[START OF Data shown]

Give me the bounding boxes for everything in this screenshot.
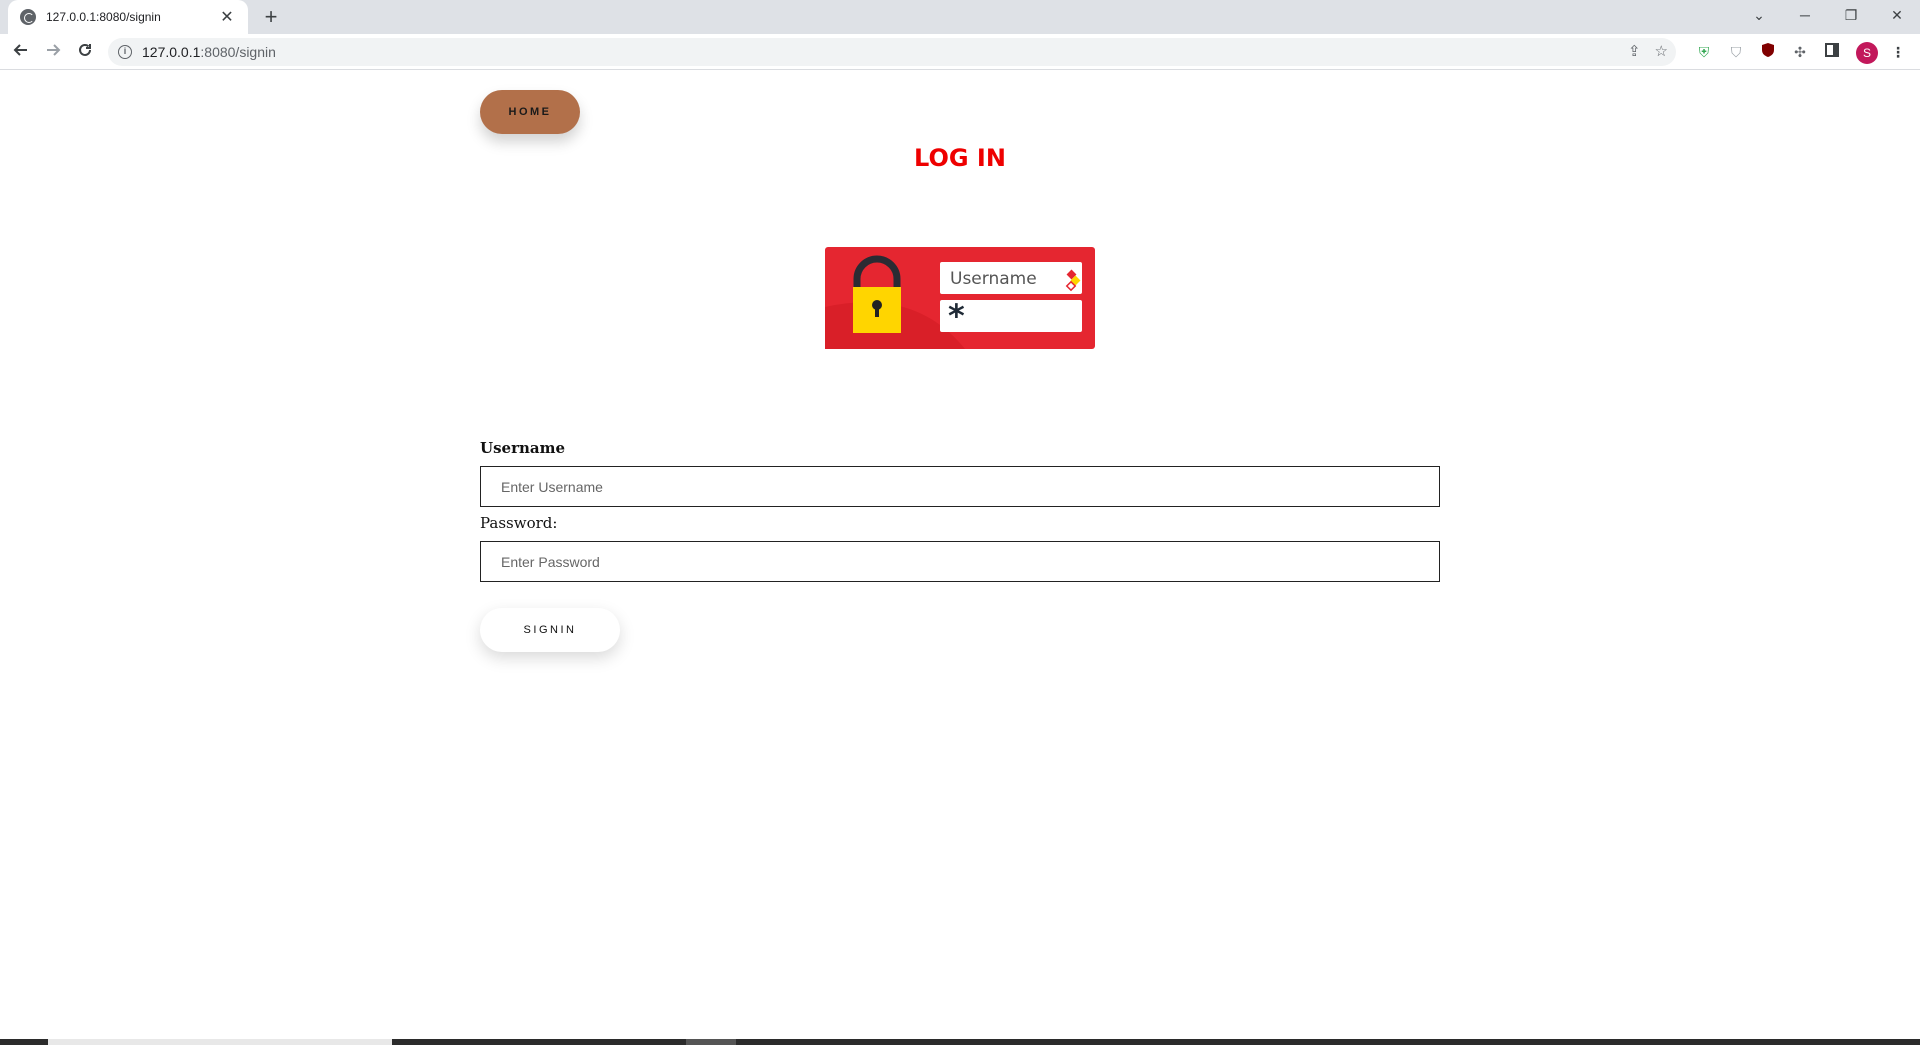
back-arrow-icon[interactable] xyxy=(8,39,34,65)
close-window-button[interactable]: ✕ xyxy=(1874,0,1920,30)
menu-kebab-icon[interactable]: ⋮ xyxy=(1888,42,1908,62)
signin-button[interactable]: SIGNIN xyxy=(480,608,620,652)
username-label: Username xyxy=(480,439,566,457)
share-icon[interactable]: ⇪ xyxy=(1628,42,1641,60)
asterisk-icon: * xyxy=(948,297,965,335)
username-input[interactable] xyxy=(480,466,1440,507)
password-input[interactable] xyxy=(480,541,1440,582)
url-path: :8080/signin xyxy=(200,44,276,60)
puzzle-extensions-icon[interactable]: ✣ xyxy=(1790,42,1810,62)
bookmark-star-icon[interactable]: ☆ xyxy=(1655,42,1668,60)
forward-arrow-icon[interactable] xyxy=(40,39,66,65)
site-info-icon[interactable]: i xyxy=(118,45,132,59)
tab-close-icon[interactable]: ✕ xyxy=(218,7,236,27)
banner-username-text: Username xyxy=(950,269,1037,289)
password-label: Password: xyxy=(480,514,558,532)
ublock-extension-icon[interactable] xyxy=(1758,42,1778,62)
browser-tab[interactable]: 127.0.0.1:8080/signin ✕ xyxy=(8,0,248,34)
browser-toolbar: i 127.0.0.1 :8080/signin ⇪ ☆ ⛨ ⛉ ✣ S ⋮ xyxy=(0,34,1920,70)
privacy-extension-icon[interactable]: ⛉ xyxy=(1726,42,1746,62)
shield-extension-icon[interactable]: ⛨ xyxy=(1694,42,1714,62)
side-panel-icon[interactable] xyxy=(1822,42,1842,62)
reload-icon[interactable] xyxy=(72,39,98,65)
login-banner-image: Username * xyxy=(825,247,1095,349)
browser-tab-strip: 127.0.0.1:8080/signin ✕ + ⌄ ─ ❐ ✕ xyxy=(0,0,1920,34)
taskbar-strip xyxy=(0,1039,1920,1045)
restore-button[interactable]: ❐ xyxy=(1828,0,1874,30)
minimize-button[interactable]: ─ xyxy=(1782,0,1828,30)
profile-avatar[interactable]: S xyxy=(1856,42,1878,64)
page-content: HOME LOG IN Username * Username Password… xyxy=(0,71,1920,1035)
page-title: LOG IN xyxy=(914,144,1006,172)
tab-search-icon[interactable]: ⌄ xyxy=(1736,0,1782,30)
globe-icon xyxy=(20,9,36,25)
new-tab-button[interactable]: + xyxy=(258,4,284,30)
url-host: 127.0.0.1 xyxy=(142,44,201,60)
tab-title: 127.0.0.1:8080/signin xyxy=(46,10,161,24)
home-button[interactable]: HOME xyxy=(480,90,580,134)
address-bar[interactable]: i 127.0.0.1 :8080/signin ⇪ ☆ xyxy=(108,38,1676,66)
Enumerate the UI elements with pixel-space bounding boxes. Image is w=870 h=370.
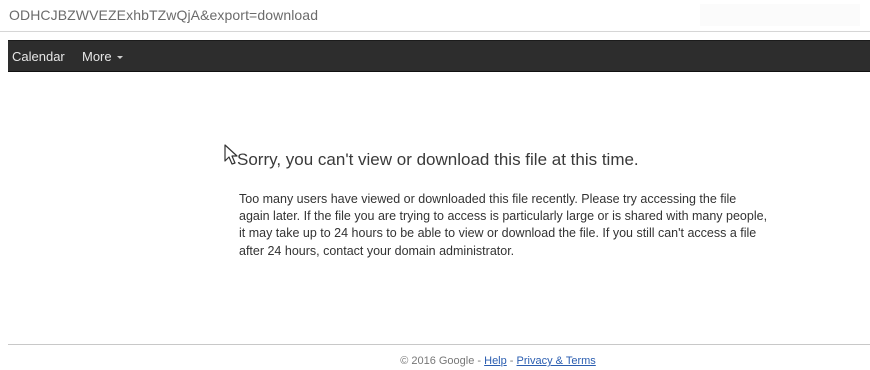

[END OF Data shown]

**Challenge**
Rewrite every line from the one containing "back-arrow-icon[interactable] xyxy=(8,39,34,65)" down to the one containing "taskbar-strip xyxy=(0,1039,1920,1045)", switching "interactable" to "clickable" and keeping all else unchanged.

**The result**
back-arrow-icon[clickable] xyxy=(8,39,34,65)
close-window-button[clickable]: ✕ xyxy=(1874,0,1920,30)
menu-kebab-icon[clickable]: ⋮ xyxy=(1888,42,1908,62)
signin-button[clickable]: SIGNIN xyxy=(480,608,620,652)
username-label: Username xyxy=(480,439,566,457)
share-icon[clickable]: ⇪ xyxy=(1628,42,1641,60)
asterisk-icon: * xyxy=(948,297,965,335)
username-input[clickable] xyxy=(480,466,1440,507)
password-input[clickable] xyxy=(480,541,1440,582)
url-path: :8080/signin xyxy=(200,44,276,60)
puzzle-extensions-icon[clickable]: ✣ xyxy=(1790,42,1810,62)
bookmark-star-icon[clickable]: ☆ xyxy=(1655,42,1668,60)
forward-arrow-icon[clickable] xyxy=(40,39,66,65)
site-info-icon[clickable]: i xyxy=(118,45,132,59)
tab-close-icon[clickable]: ✕ xyxy=(218,7,236,27)
banner-username-text: Username xyxy=(950,269,1037,289)
password-label: Password: xyxy=(480,514,558,532)
ublock-extension-icon[clickable] xyxy=(1758,42,1778,62)
browser-tab[clickable]: 127.0.0.1:8080/signin ✕ xyxy=(8,0,248,34)
browser-toolbar: i 127.0.0.1 :8080/signin ⇪ ☆ ⛨ ⛉ ✣ S ⋮ xyxy=(0,34,1920,70)
privacy-extension-icon[clickable]: ⛉ xyxy=(1726,42,1746,62)
shield-extension-icon[clickable]: ⛨ xyxy=(1694,42,1714,62)
side-panel-icon[clickable] xyxy=(1822,42,1842,62)
reload-icon[clickable] xyxy=(72,39,98,65)
login-banner-image: Username * xyxy=(825,247,1095,349)
browser-tab-strip: 127.0.0.1:8080/signin ✕ + ⌄ ─ ❐ ✕ xyxy=(0,0,1920,34)
taskbar-strip xyxy=(0,1039,1920,1045)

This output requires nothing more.